◆ **Your goal**
Leave out the images and repeat the listing below without a single change.

* * * * * * * * *

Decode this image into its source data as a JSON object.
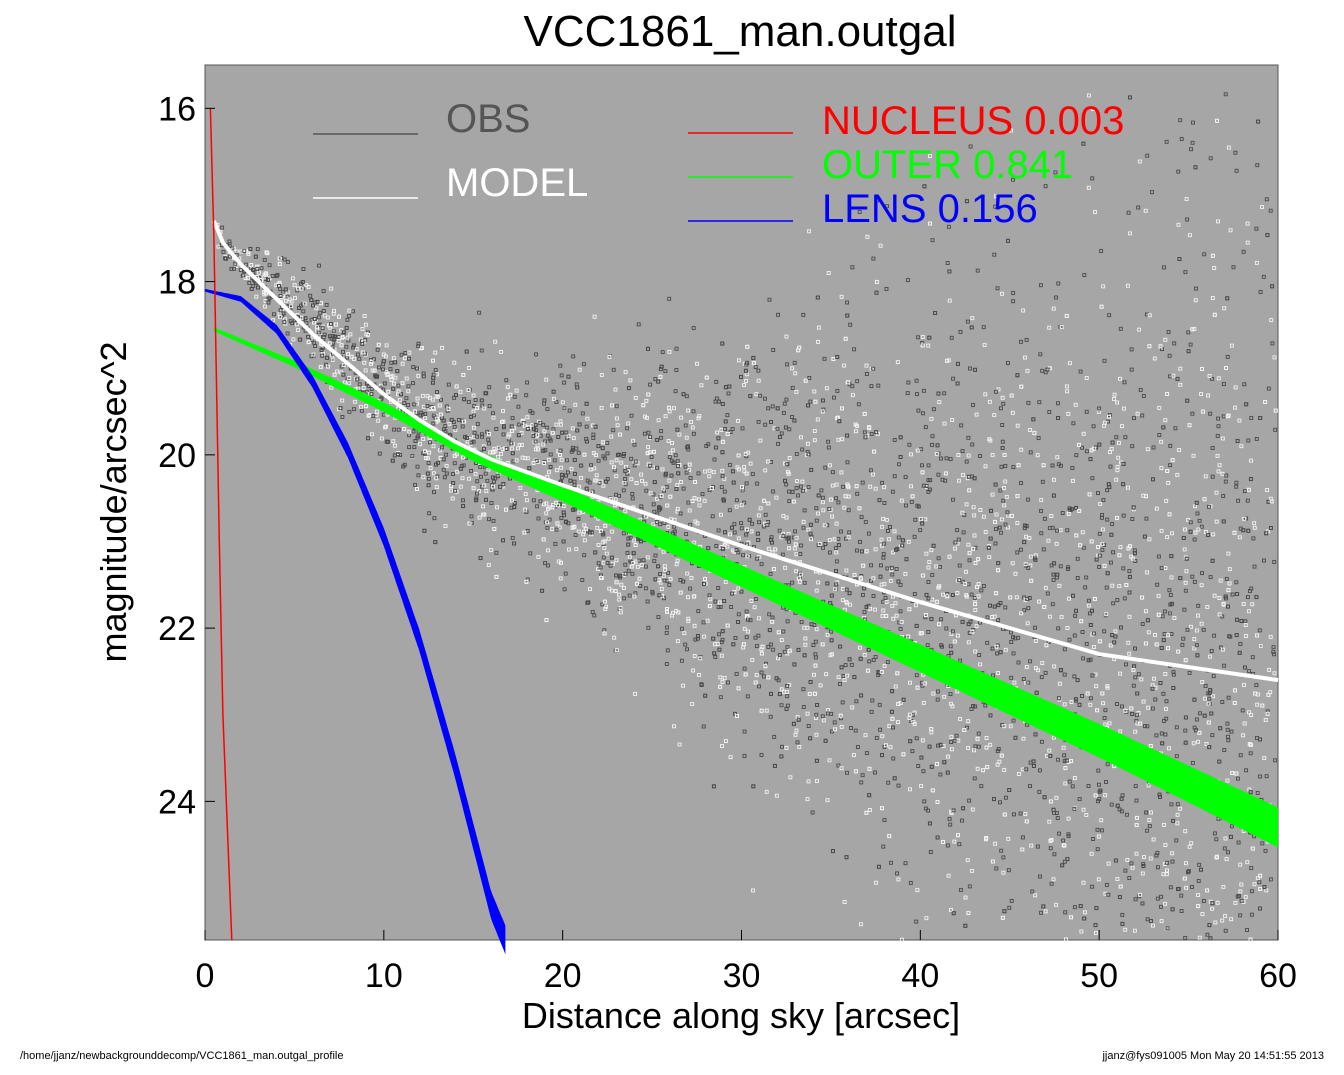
{
  "chart_data": {
    "type": "scatter",
    "title": "VCC1861_man.outgal",
    "xlabel": "Distance along sky [arcsec]",
    "ylabel": "magnitude/arcsec^2",
    "xlim": [
      0,
      60
    ],
    "ylim": [
      25.6,
      15.5
    ],
    "y_inverted": true,
    "xticks": [
      "0",
      "10",
      "20",
      "30",
      "40",
      "50",
      "60"
    ],
    "yticks": [
      "16",
      "18",
      "20",
      "22",
      "24"
    ],
    "background": "#a6a6a6",
    "grid": false,
    "legend_left": [
      {
        "label": "OBS",
        "color": "#555555"
      },
      {
        "label": "MODEL",
        "color": "#ffffff"
      }
    ],
    "legend_right": [
      {
        "name": "NUCLEUS",
        "value": "0.003",
        "color": "#ff0000"
      },
      {
        "name": "OUTER",
        "value": "0.841",
        "color": "#00ff00"
      },
      {
        "name": "LENS",
        "value": "0.156",
        "color": "#0000ff"
      }
    ],
    "series": [
      {
        "name": "OBS",
        "color": "#555555",
        "x": [
          0.3,
          0.5,
          0.8,
          1.0,
          1.5,
          2,
          3,
          4,
          5,
          6,
          8,
          10,
          12,
          14,
          16,
          18,
          20,
          22,
          25,
          28,
          30,
          35,
          40,
          45,
          50,
          55,
          60
        ],
        "y": [
          16.9,
          17.3,
          17.5,
          17.6,
          17.7,
          17.8,
          17.95,
          18.1,
          18.3,
          18.5,
          18.9,
          19.3,
          19.6,
          19.85,
          20.05,
          20.2,
          20.35,
          20.5,
          20.7,
          20.9,
          21.05,
          21.4,
          21.7,
          22.0,
          22.3,
          22.5,
          22.6
        ]
      },
      {
        "name": "MODEL",
        "color": "#ffffff",
        "x": [
          0.5,
          1,
          2,
          3,
          4,
          5,
          6,
          8,
          10,
          12,
          14,
          16,
          18,
          20,
          25,
          30,
          40,
          50,
          60
        ],
        "y": [
          17.3,
          17.55,
          17.8,
          18.0,
          18.2,
          18.4,
          18.6,
          18.95,
          19.3,
          19.6,
          19.85,
          20.05,
          20.2,
          20.35,
          20.7,
          21.05,
          21.7,
          22.3,
          22.6
        ]
      },
      {
        "name": "NUCLEUS",
        "color": "#ff0000",
        "x": [
          0.3,
          0.5,
          0.8,
          1.0,
          1.5
        ],
        "y": [
          16.0,
          17.5,
          21.0,
          23.0,
          25.6
        ]
      },
      {
        "name": "OUTER",
        "color": "#00ff00",
        "x": [
          0.5,
          5,
          10,
          15,
          20,
          30,
          40,
          50,
          60
        ],
        "y": [
          18.55,
          18.95,
          19.45,
          20.0,
          20.45,
          21.4,
          22.35,
          23.3,
          24.3
        ]
      },
      {
        "name": "LENS",
        "color": "#0000ff",
        "x": [
          0,
          2,
          4,
          6,
          8,
          10,
          12,
          14,
          16,
          16.8
        ],
        "y": [
          18.1,
          18.2,
          18.55,
          19.15,
          19.95,
          20.95,
          22.15,
          23.6,
          25.2,
          25.6
        ]
      }
    ]
  },
  "footer": {
    "left": "/home/jjanz/newbackgrounddecomp/VCC1861_man.outgal_profile",
    "right": "jjanz@fys091005  Mon May 20 14:51:55 2013"
  }
}
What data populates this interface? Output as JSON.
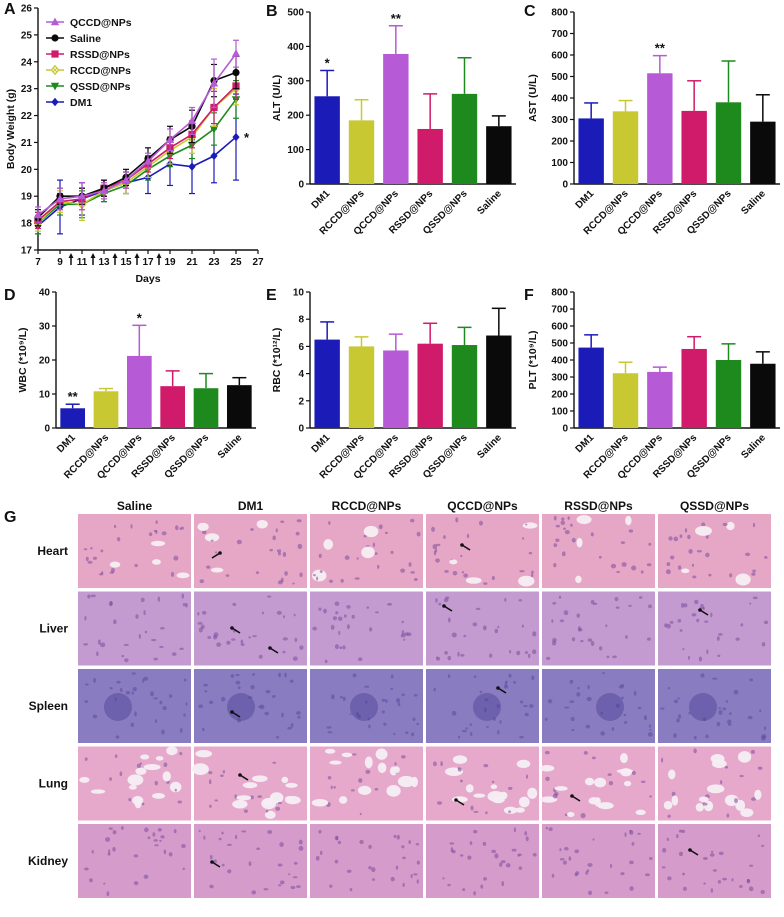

* * * * * * * * *

◆ **Full answer**
Decode this image into its source data as a JSON object.
{
  "chart_data": {
    "type": "scatter",
    "title": "VCC1861_man.outgal",
    "xlabel": "Distance along sky [arcsec]",
    "ylabel": "magnitude/arcsec^2",
    "xlim": [
      0,
      60
    ],
    "ylim": [
      25.6,
      15.5
    ],
    "y_inverted": true,
    "xticks": [
      "0",
      "10",
      "20",
      "30",
      "40",
      "50",
      "60"
    ],
    "yticks": [
      "16",
      "18",
      "20",
      "22",
      "24"
    ],
    "background": "#a6a6a6",
    "grid": false,
    "legend_left": [
      {
        "label": "OBS",
        "color": "#555555"
      },
      {
        "label": "MODEL",
        "color": "#ffffff"
      }
    ],
    "legend_right": [
      {
        "name": "NUCLEUS",
        "value": "0.003",
        "color": "#ff0000"
      },
      {
        "name": "OUTER",
        "value": "0.841",
        "color": "#00ff00"
      },
      {
        "name": "LENS",
        "value": "0.156",
        "color": "#0000ff"
      }
    ],
    "series": [
      {
        "name": "OBS",
        "color": "#555555",
        "x": [
          0.3,
          0.5,
          0.8,
          1.0,
          1.5,
          2,
          3,
          4,
          5,
          6,
          8,
          10,
          12,
          14,
          16,
          18,
          20,
          22,
          25,
          28,
          30,
          35,
          40,
          45,
          50,
          55,
          60
        ],
        "y": [
          16.9,
          17.3,
          17.5,
          17.6,
          17.7,
          17.8,
          17.95,
          18.1,
          18.3,
          18.5,
          18.9,
          19.3,
          19.6,
          19.85,
          20.05,
          20.2,
          20.35,
          20.5,
          20.7,
          20.9,
          21.05,
          21.4,
          21.7,
          22.0,
          22.3,
          22.5,
          22.6
        ]
      },
      {
        "name": "MODEL",
        "color": "#ffffff",
        "x": [
          0.5,
          1,
          2,
          3,
          4,
          5,
          6,
          8,
          10,
          12,
          14,
          16,
          18,
          20,
          25,
          30,
          40,
          50,
          60
        ],
        "y": [
          17.3,
          17.55,
          17.8,
          18.0,
          18.2,
          18.4,
          18.6,
          18.95,
          19.3,
          19.6,
          19.85,
          20.05,
          20.2,
          20.35,
          20.7,
          21.05,
          21.7,
          22.3,
          22.6
        ]
      },
      {
        "name": "NUCLEUS",
        "color": "#ff0000",
        "x": [
          0.3,
          0.5,
          0.8,
          1.0,
          1.5
        ],
        "y": [
          16.0,
          17.5,
          21.0,
          23.0,
          25.6
        ]
      },
      {
        "name": "OUTER",
        "color": "#00ff00",
        "x": [
          0.5,
          5,
          10,
          15,
          20,
          30,
          40,
          50,
          60
        ],
        "y": [
          18.55,
          18.95,
          19.45,
          20.0,
          20.45,
          21.4,
          22.35,
          23.3,
          24.3
        ]
      },
      {
        "name": "LENS",
        "color": "#0000ff",
        "x": [
          0,
          2,
          4,
          6,
          8,
          10,
          12,
          14,
          16,
          16.8
        ],
        "y": [
          18.1,
          18.2,
          18.55,
          19.15,
          19.95,
          20.95,
          22.15,
          23.6,
          25.2,
          25.6
        ]
      }
    ]
  },
  "footer": {
    "left": "/home/jjanz/newbackgrounddecomp/VCC1861_man.outgal_profile",
    "right": "jjanz@fys091005  Mon May 20 14:51:55 2013"
  }
}
What data populates this interface? Output as JSON.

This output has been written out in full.